For each line of the data below that holds "Party", copy the line.

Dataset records
◆ ◆ ◆

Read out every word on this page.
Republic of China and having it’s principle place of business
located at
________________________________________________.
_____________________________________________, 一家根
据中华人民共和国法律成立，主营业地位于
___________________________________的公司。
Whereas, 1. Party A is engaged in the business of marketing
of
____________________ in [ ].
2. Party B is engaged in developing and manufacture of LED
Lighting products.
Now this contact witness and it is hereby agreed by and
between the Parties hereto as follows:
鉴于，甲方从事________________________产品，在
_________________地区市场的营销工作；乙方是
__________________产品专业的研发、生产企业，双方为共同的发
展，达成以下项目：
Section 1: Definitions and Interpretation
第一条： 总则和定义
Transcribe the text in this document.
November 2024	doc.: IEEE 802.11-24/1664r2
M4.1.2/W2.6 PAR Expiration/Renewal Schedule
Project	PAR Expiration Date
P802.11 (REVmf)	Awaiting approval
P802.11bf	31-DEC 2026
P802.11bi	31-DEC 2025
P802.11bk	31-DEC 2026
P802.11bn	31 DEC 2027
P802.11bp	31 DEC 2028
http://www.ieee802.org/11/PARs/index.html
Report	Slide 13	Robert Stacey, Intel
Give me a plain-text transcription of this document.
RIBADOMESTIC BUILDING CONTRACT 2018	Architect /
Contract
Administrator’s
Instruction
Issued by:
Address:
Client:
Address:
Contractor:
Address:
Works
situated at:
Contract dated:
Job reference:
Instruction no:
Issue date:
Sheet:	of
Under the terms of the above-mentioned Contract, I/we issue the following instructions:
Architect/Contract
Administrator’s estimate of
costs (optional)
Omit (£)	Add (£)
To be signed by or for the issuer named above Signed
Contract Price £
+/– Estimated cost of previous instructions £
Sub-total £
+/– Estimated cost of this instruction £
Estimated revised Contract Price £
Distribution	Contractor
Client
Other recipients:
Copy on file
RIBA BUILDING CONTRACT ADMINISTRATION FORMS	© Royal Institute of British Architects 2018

◆ ◆ ◆

- Response:
Whereas, 1. Party A is engaged in the business of marketing
2. Party B is engaged in developing and manufacture of LED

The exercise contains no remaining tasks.